*What this task involves:* Read the entries below and pull out each line with the string "Germanidis".

[Extracted data entries]
— BEGIN —

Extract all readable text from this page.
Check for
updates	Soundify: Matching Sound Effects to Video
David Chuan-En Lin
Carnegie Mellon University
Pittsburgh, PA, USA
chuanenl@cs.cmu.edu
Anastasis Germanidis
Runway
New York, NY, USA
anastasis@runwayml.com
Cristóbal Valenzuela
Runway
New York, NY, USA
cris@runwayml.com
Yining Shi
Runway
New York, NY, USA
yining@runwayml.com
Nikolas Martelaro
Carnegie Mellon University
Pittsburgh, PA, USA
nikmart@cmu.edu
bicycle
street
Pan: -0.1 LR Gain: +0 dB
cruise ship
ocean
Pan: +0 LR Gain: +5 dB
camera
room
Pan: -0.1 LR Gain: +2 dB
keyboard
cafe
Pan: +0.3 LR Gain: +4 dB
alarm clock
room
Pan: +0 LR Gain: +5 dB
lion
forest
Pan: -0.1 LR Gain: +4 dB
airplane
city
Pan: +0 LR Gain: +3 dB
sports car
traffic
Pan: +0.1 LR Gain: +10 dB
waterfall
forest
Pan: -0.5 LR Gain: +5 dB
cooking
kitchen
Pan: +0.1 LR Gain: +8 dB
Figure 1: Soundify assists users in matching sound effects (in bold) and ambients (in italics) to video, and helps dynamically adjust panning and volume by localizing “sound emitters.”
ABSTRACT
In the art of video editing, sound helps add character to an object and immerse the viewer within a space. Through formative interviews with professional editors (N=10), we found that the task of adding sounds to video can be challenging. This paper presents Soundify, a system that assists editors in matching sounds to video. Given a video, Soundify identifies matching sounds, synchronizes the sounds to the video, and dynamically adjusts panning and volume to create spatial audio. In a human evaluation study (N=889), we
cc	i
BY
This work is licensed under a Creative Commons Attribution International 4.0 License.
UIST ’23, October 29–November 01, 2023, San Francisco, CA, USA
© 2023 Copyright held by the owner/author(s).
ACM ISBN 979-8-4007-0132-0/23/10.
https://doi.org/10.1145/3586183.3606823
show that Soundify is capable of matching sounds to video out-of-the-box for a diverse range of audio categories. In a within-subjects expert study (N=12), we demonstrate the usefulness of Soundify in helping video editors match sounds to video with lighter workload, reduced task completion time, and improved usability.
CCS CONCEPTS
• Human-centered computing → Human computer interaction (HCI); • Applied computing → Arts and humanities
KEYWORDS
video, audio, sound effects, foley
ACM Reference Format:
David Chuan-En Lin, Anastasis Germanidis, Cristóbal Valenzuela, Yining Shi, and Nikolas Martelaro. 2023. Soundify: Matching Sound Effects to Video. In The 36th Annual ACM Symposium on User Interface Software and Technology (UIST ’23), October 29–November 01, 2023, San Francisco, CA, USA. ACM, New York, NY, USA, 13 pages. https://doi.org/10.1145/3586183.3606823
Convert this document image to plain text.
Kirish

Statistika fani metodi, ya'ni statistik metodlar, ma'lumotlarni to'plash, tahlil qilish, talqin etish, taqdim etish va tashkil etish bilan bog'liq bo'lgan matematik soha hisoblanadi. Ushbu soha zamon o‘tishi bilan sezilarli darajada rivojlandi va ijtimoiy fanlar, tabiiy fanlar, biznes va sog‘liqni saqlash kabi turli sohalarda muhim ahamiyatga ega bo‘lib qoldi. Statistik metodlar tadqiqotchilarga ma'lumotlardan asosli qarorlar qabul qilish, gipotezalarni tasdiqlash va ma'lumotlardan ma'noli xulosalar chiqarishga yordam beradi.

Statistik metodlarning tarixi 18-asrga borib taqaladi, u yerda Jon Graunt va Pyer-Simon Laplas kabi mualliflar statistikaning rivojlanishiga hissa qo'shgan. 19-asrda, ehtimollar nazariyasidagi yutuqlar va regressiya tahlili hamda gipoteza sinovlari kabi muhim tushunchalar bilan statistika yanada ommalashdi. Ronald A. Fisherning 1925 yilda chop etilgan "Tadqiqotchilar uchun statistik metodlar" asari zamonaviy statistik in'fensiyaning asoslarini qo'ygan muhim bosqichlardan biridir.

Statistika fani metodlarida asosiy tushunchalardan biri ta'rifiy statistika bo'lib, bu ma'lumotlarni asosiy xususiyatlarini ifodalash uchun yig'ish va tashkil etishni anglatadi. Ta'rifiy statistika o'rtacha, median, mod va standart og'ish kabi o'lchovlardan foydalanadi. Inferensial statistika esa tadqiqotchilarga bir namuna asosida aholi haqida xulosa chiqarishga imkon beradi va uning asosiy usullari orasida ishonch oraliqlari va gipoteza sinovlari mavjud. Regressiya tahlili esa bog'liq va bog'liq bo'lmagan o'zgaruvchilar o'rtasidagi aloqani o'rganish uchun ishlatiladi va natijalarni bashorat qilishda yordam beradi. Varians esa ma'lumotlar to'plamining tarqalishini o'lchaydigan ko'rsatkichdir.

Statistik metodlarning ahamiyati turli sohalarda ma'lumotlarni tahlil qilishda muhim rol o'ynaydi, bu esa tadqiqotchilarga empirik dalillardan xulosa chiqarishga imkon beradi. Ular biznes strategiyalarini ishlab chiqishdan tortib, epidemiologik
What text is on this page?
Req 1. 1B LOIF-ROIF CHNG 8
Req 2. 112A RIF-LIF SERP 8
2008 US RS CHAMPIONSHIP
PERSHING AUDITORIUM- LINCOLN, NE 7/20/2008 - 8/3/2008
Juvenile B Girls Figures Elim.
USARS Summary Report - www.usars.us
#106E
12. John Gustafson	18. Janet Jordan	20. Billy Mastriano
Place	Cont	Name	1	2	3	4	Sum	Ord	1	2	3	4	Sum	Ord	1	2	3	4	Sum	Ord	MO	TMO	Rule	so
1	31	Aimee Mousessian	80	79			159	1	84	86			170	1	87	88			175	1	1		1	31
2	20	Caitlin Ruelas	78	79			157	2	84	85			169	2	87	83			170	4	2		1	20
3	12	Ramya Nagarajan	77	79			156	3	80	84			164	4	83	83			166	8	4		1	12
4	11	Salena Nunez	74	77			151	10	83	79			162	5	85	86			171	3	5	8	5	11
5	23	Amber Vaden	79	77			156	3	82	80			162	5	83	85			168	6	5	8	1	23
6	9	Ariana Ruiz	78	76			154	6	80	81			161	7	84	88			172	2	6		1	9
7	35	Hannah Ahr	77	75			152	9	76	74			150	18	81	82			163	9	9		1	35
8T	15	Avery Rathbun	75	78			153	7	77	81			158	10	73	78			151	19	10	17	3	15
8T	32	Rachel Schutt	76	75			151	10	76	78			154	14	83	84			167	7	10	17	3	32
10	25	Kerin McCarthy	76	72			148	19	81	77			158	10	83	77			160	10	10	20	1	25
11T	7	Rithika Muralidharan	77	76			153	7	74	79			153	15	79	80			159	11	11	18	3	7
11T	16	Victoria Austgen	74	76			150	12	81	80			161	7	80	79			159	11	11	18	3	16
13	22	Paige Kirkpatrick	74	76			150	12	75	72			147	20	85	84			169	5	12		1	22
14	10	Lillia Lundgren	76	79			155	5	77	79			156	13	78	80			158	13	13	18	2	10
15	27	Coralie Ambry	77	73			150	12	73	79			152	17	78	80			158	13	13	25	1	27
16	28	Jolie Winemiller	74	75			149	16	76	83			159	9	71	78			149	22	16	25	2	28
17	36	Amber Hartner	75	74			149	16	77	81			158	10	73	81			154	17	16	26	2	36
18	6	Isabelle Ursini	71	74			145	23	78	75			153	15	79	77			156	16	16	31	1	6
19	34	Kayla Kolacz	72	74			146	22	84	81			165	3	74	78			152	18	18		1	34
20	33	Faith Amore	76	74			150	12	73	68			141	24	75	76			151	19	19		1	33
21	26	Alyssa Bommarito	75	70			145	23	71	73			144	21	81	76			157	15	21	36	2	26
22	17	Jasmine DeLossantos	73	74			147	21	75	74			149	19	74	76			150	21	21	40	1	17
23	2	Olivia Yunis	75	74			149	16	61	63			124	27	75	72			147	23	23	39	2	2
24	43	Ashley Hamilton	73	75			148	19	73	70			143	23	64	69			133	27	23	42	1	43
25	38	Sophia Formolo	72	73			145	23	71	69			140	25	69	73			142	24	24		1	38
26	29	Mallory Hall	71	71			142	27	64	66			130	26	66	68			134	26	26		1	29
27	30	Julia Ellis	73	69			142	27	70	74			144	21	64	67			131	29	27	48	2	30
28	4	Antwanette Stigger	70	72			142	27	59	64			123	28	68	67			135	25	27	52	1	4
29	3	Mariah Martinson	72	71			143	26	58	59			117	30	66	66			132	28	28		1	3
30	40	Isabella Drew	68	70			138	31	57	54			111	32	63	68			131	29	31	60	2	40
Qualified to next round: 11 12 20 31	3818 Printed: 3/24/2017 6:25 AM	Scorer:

— END —

*The output:*
Anastasis Germanidis
David Chuan-En Lin, Anastasis Germanidis, Cristóbal Valenzuela, Yining Shi, and Nikolas Martelaro. 2023. Soundify: Matching Sound Effects to Video. In The 36th Annual ACM Symposium on User Interface Software and Technology (UIST ’23), October 29–November 01, 2023, San Francisco, CA, USA. ACM, New York, NY, USA, 13 pages. https://doi.org/10.1145/3586183.3606823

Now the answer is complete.